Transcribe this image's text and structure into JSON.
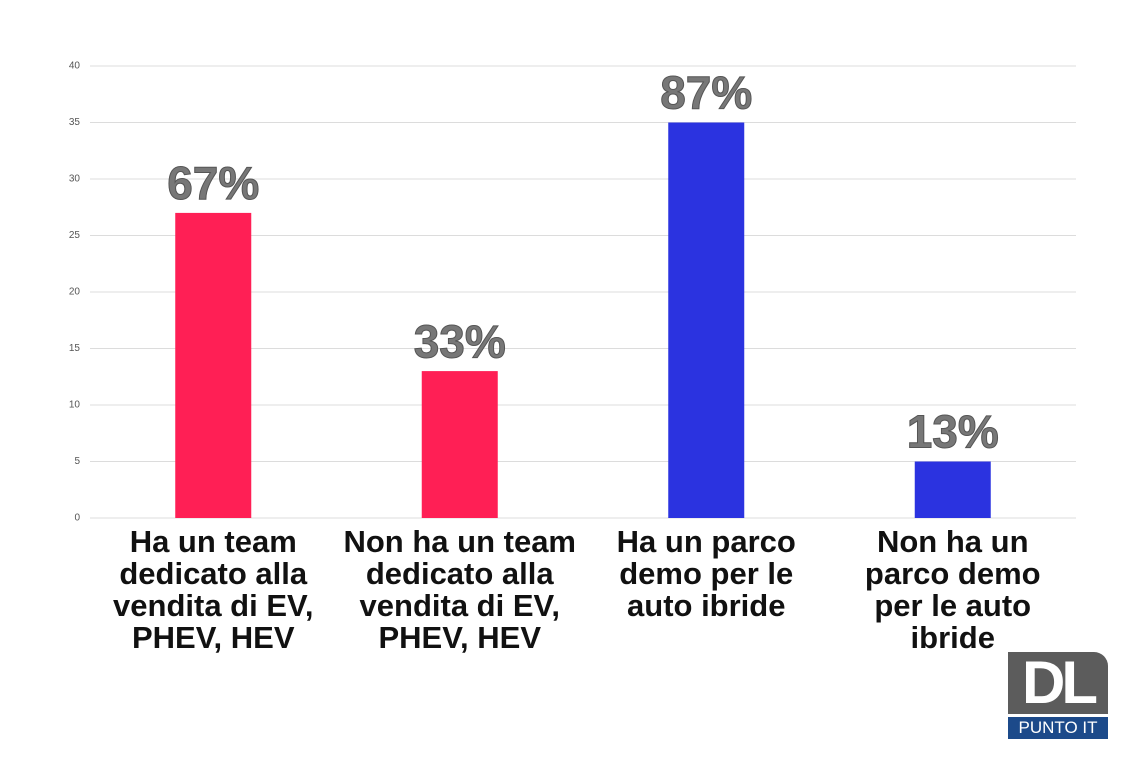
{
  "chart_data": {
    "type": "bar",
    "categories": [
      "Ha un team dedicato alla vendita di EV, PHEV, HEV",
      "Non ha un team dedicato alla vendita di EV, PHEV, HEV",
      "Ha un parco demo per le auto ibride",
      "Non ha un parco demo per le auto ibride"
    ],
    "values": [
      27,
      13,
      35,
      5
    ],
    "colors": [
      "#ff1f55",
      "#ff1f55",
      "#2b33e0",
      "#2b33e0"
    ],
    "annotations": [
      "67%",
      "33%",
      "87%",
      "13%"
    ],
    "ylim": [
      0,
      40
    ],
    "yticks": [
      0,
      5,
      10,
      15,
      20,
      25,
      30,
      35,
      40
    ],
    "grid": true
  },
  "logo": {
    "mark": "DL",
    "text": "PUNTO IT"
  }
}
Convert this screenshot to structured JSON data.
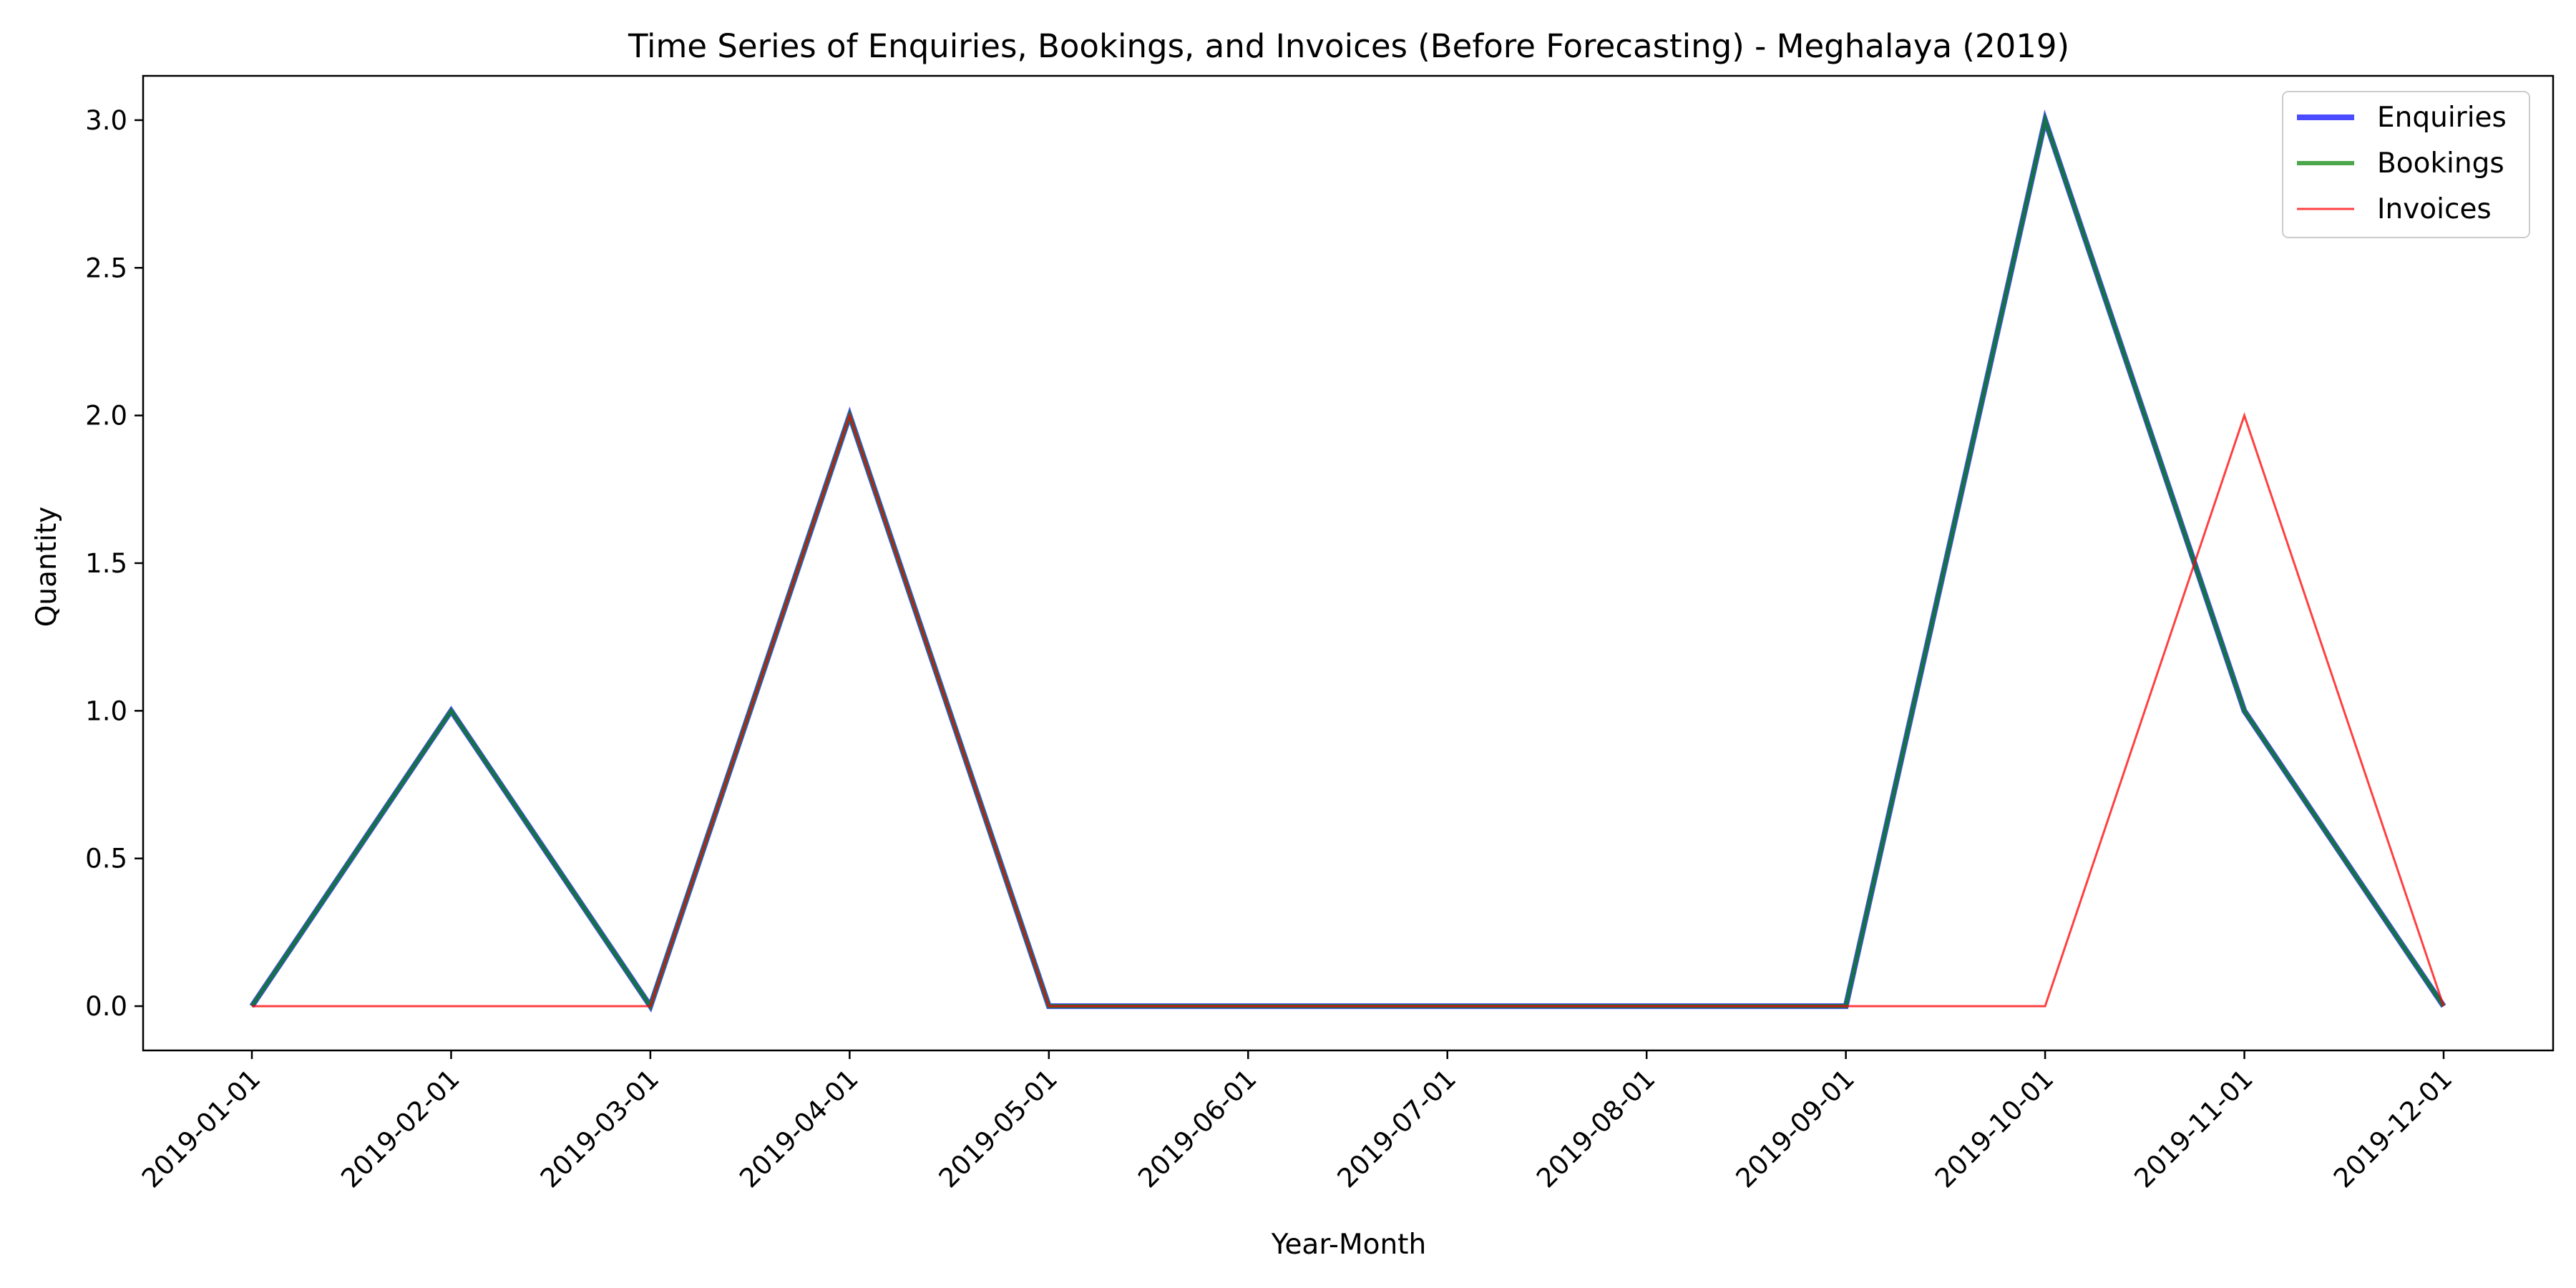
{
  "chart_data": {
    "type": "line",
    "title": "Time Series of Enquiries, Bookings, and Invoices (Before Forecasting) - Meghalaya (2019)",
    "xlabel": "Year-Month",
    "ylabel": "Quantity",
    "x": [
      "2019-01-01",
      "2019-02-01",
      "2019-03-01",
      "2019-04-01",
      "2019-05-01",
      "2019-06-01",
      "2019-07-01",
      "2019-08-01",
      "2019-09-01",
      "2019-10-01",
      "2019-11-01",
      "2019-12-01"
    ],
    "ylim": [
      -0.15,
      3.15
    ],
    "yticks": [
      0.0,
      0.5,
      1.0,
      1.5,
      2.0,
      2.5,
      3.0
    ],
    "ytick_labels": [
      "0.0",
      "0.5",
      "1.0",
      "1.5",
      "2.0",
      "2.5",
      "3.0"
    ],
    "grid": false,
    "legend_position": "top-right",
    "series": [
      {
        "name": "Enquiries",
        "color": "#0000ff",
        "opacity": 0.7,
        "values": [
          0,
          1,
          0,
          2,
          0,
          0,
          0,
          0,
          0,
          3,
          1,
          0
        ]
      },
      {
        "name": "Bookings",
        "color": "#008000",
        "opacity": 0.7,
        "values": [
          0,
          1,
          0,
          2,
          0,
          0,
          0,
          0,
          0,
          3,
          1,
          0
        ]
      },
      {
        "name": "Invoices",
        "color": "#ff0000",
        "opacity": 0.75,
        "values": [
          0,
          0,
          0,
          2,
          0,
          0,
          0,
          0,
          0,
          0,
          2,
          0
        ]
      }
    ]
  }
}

**********

> _The exercise_: Each line that has the word "parco" should be copied.

> _The completed task_:
      "Ha un parco demo per le auto ibride",
      "Non ha un parco demo per le auto ibride"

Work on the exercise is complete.